__GIVEN INSTRUCTION__. Return, word for word, every line that follows.

__RECORDS FOR THE EXERCISE__.
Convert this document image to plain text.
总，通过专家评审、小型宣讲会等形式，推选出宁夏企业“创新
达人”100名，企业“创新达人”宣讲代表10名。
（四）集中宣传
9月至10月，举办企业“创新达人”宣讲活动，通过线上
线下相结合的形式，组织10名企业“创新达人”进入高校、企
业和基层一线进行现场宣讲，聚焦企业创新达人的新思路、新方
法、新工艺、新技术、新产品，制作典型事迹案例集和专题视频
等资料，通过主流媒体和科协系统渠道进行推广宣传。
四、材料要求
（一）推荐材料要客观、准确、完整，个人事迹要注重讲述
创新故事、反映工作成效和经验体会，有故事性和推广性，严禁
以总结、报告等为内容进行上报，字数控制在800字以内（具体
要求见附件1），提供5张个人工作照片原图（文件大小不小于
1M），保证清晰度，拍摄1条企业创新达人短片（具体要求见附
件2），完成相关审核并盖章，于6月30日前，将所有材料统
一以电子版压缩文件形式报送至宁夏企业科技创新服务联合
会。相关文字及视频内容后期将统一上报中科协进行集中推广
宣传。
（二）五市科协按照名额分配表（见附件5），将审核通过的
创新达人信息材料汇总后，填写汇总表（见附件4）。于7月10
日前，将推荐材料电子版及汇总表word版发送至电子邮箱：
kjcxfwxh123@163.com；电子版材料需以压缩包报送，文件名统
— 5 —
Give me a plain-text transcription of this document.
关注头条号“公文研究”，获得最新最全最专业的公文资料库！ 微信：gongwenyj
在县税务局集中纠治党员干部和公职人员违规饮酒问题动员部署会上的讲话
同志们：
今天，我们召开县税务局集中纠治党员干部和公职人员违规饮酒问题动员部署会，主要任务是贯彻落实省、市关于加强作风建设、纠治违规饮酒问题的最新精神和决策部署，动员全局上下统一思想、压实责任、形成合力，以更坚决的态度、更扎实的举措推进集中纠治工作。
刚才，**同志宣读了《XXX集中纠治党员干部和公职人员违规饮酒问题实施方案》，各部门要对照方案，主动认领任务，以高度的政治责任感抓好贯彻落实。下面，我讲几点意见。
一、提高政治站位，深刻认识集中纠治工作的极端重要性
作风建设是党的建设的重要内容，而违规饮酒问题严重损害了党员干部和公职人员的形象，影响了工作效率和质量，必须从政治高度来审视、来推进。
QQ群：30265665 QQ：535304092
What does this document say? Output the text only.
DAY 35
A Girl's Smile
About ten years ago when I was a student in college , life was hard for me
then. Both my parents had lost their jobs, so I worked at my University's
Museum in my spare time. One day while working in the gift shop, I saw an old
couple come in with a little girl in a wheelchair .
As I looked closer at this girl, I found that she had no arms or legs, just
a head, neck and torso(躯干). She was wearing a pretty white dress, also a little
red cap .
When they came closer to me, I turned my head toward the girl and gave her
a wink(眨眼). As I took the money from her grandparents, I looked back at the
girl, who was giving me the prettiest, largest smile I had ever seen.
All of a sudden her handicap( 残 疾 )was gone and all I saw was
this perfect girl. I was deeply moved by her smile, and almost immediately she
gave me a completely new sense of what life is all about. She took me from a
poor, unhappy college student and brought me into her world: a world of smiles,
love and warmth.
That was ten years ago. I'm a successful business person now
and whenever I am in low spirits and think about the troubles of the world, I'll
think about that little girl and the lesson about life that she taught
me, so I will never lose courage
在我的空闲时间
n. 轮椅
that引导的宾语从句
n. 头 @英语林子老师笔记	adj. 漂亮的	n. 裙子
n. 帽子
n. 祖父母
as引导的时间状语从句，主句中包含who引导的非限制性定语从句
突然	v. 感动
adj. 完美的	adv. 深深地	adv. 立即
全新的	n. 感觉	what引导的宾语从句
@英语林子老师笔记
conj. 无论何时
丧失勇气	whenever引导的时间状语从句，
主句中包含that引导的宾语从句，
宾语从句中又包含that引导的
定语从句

__RESPONSE__.
Convert this document image to plain text.
总，通过专家评审、小型宣讲会等形式，推选出宁夏企业“创新
达人”100名，企业“创新达人”宣讲代表10名。
（四）集中宣传
9月至10月，举办企业“创新达人”宣讲活动，通过线上
线下相结合的形式，组织10名企业“创新达人”进入高校、企
业和基层一线进行现场宣讲，聚焦企业创新达人的新思路、新方
法、新工艺、新技术、新产品，制作典型事迹案例集和专题视频
等资料，通过主流媒体和科协系统渠道进行推广宣传。
四、材料要求
（一）推荐材料要客观、准确、完整，个人事迹要注重讲述
创新故事、反映工作成效和经验体会，有故事性和推广性，严禁
以总结、报告等为内容进行上报，字数控制在800字以内（具体
要求见附件1），提供5张个人工作照片原图（文件大小不小于
1M），保证清晰度，拍摄1条企业创新达人短片（具体要求见附
件2），完成相关审核并盖章，于6月30日前，将所有材料统
一以电子版压缩文件形式报送至宁夏企业科技创新服务联合
会。相关文字及视频内容后期将统一上报中科协进行集中推广
宣传。
（二）五市科协按照名额分配表（见附件5），将审核通过的
创新达人信息材料汇总后，填写汇总表（见附件4）。于7月10
日前，将推荐材料电子版及汇总表word版发送至电子邮箱：
kjcxfwxh123@163.com；电子版材料需以压缩包报送，文件名统
— 5 —
Give me a plain-text transcription of this document.
关注头条号“公文研究”，获得最新最全最专业的公文资料库！ 微信：gongwenyj
在县税务局集中纠治党员干部和公职人员违规饮酒问题动员部署会上的讲话
同志们：
今天，我们召开县税务局集中纠治党员干部和公职人员违规饮酒问题动员部署会，主要任务是贯彻落实省、市关于加强作风建设、纠治违规饮酒问题的最新精神和决策部署，动员全局上下统一思想、压实责任、形成合力，以更坚决的态度、更扎实的举措推进集中纠治工作。
刚才，**同志宣读了《XXX集中纠治党员干部和公职人员违规饮酒问题实施方案》，各部门要对照方案，主动认领任务，以高度的政治责任感抓好贯彻落实。下面，我讲几点意见。
一、提高政治站位，深刻认识集中纠治工作的极端重要性
作风建设是党的建设的重要内容，而违规饮酒问题严重损害了党员干部和公职人员的形象，影响了工作效率和质量，必须从政治高度来审视、来推进。
QQ群：30265665 QQ：535304092
What does this document say? Output the text only.
DAY 35
A Girl's Smile
About ten years ago when I was a student in college , life was hard for me
then. Both my parents had lost their jobs, so I worked at my University's
Museum in my spare time. One day while working in the gift shop, I saw an old
couple come in with a little girl in a wheelchair .
As I looked closer at this girl, I found that she had no arms or legs, just
a head, neck and torso(躯干). She was wearing a pretty white dress, also a little
red cap .
When they came closer to me, I turned my head toward the girl and gave her
a wink(眨眼). As I took the money from her grandparents, I looked back at the
girl, who was giving me the prettiest, largest smile I had ever seen.
All of a sudden her handicap( 残 疾 )was gone and all I saw was
this perfect girl. I was deeply moved by her smile, and almost immediately she
gave me a completely new sense of what life is all about. She took me from a
poor, unhappy college student and brought me into her world: a world of smiles,
love and warmth.
That was ten years ago. I'm a successful business person now
and whenever I am in low spirits and think about the troubles of the world, I'll
think about that little girl and the lesson about life that she taught
me, so I will never lose courage
在我的空闲时间
n. 轮椅
that引导的宾语从句
n. 头 @英语林子老师笔记	adj. 漂亮的	n. 裙子
n. 帽子
n. 祖父母
as引导的时间状语从句，主句中包含who引导的非限制性定语从句
突然	v. 感动
adj. 完美的	adv. 深深地	adv. 立即
全新的	n. 感觉	what引导的宾语从句
@英语林子老师笔记
conj. 无论何时
丧失勇气	whenever引导的时间状语从句，
主句中包含that引导的宾语从句，
宾语从句中又包含that引导的
定语从句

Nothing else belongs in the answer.